* start DATA SECTION *

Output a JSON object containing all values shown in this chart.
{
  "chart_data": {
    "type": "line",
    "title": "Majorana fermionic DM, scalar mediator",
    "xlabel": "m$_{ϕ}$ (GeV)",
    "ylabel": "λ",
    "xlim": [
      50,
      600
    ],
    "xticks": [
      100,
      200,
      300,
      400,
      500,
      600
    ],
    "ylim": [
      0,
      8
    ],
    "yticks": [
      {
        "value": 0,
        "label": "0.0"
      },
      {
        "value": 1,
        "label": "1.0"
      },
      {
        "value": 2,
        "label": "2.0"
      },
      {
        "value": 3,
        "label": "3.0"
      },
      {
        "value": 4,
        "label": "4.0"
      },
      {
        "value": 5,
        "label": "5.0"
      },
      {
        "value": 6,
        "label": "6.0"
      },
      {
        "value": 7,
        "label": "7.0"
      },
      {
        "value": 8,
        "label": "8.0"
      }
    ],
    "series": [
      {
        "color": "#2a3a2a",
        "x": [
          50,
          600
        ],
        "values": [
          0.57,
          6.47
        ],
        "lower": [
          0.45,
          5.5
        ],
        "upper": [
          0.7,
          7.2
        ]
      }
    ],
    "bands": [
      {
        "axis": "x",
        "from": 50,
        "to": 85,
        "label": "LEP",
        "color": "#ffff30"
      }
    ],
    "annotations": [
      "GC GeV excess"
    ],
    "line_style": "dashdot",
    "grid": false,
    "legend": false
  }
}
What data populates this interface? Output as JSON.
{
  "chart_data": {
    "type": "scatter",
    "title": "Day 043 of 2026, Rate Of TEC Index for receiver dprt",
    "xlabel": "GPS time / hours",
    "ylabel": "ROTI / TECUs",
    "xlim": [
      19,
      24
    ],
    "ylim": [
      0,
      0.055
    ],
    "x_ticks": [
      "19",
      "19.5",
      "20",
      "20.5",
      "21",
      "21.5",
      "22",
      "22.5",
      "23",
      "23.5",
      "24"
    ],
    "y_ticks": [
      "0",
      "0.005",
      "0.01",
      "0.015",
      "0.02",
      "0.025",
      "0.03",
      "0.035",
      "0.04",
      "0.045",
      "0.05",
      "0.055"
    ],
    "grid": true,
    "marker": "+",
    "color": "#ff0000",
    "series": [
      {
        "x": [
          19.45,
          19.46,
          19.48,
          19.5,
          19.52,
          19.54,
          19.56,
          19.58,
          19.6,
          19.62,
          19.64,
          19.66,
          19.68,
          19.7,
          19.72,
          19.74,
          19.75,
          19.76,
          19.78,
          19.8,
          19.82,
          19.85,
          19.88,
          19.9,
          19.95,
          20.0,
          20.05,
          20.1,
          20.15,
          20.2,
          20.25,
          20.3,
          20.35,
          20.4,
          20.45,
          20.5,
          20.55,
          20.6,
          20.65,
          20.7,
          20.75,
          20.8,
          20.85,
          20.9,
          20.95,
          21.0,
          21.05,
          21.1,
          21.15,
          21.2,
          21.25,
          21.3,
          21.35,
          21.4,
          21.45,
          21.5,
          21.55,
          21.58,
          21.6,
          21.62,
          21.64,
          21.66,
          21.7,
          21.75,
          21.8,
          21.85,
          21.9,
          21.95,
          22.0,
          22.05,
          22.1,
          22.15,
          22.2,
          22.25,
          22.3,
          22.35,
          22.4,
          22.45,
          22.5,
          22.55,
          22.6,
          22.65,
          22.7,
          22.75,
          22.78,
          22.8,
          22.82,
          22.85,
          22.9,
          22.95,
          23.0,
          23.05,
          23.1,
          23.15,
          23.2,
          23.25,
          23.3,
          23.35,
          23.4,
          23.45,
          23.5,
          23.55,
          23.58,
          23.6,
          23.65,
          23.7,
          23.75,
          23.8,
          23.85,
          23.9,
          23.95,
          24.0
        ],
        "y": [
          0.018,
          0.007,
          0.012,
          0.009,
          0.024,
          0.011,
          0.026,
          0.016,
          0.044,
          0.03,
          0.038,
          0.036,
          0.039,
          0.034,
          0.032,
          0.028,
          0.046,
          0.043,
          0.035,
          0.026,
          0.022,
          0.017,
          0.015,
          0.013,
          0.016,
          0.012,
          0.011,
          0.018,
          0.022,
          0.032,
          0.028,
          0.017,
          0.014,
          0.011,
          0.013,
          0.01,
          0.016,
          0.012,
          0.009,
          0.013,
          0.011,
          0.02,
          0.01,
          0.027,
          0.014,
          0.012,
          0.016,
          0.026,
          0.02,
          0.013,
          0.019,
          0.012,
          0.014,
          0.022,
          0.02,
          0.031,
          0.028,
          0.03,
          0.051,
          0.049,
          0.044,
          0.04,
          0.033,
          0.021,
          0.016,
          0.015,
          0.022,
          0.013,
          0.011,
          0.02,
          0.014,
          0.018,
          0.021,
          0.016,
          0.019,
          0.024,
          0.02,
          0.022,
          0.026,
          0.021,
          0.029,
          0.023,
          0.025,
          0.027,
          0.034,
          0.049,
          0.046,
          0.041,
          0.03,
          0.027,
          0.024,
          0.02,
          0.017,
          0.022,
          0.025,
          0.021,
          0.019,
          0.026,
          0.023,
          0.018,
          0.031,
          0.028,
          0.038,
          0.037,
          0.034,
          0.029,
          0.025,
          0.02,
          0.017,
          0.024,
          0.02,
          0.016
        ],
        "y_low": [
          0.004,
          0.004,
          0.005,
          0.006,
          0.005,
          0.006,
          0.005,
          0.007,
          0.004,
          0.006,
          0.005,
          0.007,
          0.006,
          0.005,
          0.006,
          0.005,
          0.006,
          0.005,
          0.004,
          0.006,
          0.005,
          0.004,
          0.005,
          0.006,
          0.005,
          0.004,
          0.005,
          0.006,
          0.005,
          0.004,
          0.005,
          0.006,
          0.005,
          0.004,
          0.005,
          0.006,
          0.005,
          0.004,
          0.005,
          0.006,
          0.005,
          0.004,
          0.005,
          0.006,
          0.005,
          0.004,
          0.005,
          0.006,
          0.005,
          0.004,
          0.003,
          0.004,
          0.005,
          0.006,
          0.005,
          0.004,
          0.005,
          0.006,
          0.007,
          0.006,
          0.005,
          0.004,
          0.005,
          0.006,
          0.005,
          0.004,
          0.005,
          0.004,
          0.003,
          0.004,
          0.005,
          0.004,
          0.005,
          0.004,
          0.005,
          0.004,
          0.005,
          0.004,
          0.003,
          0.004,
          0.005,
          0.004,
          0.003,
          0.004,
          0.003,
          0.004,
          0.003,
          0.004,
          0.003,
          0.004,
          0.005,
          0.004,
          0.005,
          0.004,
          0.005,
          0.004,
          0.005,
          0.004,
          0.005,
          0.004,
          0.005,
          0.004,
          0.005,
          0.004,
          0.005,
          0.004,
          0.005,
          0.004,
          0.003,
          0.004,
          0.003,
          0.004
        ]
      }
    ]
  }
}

* end DATA SECTION *

DESCRIPTION OF THE TASK
Show every line in the records above that contains the word "values".

FULL SOLUTION
Output a JSON object containing all values shown in this chart.
        "values": [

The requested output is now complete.